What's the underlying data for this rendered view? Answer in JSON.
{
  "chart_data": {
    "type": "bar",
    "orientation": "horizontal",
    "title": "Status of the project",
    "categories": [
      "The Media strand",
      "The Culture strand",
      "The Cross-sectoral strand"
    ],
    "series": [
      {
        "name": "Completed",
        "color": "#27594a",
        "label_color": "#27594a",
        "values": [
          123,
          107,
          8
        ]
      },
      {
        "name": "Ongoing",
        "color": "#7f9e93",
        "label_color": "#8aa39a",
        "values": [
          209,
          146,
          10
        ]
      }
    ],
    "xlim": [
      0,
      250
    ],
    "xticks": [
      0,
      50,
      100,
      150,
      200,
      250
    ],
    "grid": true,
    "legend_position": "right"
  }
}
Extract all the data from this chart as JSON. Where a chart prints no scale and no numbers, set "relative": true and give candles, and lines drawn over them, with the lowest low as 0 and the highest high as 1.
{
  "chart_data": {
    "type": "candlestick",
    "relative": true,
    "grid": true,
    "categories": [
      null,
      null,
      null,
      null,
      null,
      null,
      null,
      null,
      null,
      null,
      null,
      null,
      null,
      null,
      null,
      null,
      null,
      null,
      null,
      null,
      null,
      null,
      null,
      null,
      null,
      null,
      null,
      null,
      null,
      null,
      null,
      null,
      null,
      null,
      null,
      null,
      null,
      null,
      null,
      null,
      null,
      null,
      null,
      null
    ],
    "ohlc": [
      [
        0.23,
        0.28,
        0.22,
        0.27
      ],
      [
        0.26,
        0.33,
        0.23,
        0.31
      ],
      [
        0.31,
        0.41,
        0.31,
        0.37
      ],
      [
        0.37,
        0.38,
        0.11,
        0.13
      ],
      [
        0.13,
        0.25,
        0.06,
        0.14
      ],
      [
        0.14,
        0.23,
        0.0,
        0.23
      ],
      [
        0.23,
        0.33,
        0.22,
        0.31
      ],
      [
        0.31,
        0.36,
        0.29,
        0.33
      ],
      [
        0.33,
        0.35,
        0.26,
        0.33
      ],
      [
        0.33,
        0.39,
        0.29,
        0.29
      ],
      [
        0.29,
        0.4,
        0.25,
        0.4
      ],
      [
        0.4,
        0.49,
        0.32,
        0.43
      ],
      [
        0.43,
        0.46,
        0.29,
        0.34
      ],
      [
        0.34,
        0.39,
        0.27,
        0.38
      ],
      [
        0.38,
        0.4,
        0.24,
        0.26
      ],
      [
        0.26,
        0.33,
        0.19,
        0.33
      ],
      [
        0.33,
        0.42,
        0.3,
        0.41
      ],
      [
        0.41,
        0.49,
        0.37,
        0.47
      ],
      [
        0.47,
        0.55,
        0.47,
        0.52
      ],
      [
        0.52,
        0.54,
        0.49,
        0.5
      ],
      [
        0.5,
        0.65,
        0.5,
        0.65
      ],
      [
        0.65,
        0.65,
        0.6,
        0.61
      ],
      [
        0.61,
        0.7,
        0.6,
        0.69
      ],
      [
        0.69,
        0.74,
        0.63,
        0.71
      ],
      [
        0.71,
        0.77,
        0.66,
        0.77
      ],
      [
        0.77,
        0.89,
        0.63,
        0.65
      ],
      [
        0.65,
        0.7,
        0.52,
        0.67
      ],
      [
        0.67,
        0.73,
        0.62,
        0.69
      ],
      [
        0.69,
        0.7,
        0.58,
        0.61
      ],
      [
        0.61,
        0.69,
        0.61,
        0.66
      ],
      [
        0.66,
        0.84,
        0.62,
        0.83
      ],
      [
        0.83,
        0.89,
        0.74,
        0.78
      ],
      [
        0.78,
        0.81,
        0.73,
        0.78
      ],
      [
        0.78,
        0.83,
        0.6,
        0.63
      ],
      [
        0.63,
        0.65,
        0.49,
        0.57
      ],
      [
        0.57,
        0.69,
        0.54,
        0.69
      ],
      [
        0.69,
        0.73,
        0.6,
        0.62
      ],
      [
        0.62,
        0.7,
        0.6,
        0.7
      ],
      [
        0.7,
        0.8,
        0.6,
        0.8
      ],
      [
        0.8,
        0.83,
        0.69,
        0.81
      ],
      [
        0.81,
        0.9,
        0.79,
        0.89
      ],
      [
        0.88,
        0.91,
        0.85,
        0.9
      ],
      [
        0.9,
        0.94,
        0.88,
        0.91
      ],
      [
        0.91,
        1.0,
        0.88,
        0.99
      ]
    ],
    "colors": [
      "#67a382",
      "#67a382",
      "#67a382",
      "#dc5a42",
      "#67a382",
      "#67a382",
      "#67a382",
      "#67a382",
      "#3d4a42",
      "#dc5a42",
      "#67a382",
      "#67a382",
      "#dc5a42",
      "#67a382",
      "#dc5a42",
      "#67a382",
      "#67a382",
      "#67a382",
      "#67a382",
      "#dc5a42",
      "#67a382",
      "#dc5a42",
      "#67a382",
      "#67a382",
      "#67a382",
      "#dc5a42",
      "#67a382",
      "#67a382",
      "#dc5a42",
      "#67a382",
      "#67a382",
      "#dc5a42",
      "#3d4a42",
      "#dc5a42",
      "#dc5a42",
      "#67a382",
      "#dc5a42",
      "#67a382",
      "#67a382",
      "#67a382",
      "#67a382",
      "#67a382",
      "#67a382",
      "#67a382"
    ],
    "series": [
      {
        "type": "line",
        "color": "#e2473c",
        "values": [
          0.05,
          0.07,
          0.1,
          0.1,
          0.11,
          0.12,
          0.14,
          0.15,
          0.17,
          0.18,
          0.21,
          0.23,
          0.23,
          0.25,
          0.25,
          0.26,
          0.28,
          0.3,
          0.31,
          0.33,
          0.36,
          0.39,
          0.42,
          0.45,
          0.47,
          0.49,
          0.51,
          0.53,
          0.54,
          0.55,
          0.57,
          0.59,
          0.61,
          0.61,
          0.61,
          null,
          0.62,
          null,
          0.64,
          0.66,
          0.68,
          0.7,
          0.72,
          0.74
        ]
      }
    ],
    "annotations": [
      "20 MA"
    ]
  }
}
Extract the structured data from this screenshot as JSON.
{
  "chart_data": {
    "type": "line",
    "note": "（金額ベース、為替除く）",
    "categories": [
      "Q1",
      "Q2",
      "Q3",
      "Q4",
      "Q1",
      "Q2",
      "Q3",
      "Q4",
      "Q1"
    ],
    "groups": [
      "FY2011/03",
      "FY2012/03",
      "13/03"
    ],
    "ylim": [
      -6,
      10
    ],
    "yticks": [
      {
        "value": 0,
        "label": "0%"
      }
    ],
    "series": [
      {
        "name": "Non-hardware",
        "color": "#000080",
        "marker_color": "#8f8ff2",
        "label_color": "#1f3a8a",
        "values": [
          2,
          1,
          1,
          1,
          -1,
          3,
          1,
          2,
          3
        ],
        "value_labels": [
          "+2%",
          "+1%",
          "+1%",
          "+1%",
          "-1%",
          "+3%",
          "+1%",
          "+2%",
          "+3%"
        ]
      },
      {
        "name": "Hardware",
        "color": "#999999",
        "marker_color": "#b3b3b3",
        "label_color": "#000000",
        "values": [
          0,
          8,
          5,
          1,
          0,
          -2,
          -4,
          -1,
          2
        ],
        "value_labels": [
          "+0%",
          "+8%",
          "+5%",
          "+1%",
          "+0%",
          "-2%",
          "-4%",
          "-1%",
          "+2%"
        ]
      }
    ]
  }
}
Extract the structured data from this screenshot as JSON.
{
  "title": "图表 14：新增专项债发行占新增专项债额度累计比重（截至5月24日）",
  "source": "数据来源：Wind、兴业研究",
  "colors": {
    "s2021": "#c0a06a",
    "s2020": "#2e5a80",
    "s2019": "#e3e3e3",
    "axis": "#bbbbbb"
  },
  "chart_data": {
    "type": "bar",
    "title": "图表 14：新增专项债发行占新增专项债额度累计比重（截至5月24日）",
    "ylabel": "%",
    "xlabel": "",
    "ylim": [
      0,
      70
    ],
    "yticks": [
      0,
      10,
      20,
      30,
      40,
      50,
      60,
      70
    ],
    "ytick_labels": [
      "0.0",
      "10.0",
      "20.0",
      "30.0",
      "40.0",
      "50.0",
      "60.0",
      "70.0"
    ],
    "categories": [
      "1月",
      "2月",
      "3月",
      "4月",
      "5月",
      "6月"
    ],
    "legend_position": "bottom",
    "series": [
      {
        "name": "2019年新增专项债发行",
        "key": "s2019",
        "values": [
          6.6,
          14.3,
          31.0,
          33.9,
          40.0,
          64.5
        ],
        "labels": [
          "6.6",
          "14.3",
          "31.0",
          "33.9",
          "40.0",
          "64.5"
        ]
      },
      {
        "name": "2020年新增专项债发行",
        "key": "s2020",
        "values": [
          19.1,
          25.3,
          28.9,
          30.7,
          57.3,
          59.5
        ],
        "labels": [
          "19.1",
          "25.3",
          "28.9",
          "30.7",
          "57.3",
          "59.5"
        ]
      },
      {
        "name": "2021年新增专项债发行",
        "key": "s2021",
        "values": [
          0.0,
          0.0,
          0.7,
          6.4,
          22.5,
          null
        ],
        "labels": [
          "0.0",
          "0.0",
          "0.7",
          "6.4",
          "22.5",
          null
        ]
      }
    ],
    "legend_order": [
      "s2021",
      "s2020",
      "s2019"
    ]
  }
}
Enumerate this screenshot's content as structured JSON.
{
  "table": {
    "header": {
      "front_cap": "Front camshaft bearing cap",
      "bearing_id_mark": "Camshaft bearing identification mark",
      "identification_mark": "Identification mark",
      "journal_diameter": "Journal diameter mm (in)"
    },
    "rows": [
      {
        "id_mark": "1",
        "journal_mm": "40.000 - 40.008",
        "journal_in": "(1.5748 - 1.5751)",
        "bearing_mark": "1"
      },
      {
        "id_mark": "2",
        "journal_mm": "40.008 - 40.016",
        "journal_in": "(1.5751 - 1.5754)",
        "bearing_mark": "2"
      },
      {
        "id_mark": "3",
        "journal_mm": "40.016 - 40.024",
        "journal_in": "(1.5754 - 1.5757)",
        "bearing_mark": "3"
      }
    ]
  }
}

* The problem *
Search the data above for the string "title" and copy each line that has it.

* Output of the exercise *
    "title": "Status of the project",
  "title": "图表 14：新增专项债发行占新增专项债额度累计比重（截至5月24日）",
    "title": "图表 14：新增专项债发行占新增专项债额度累计比重（截至5月24日）",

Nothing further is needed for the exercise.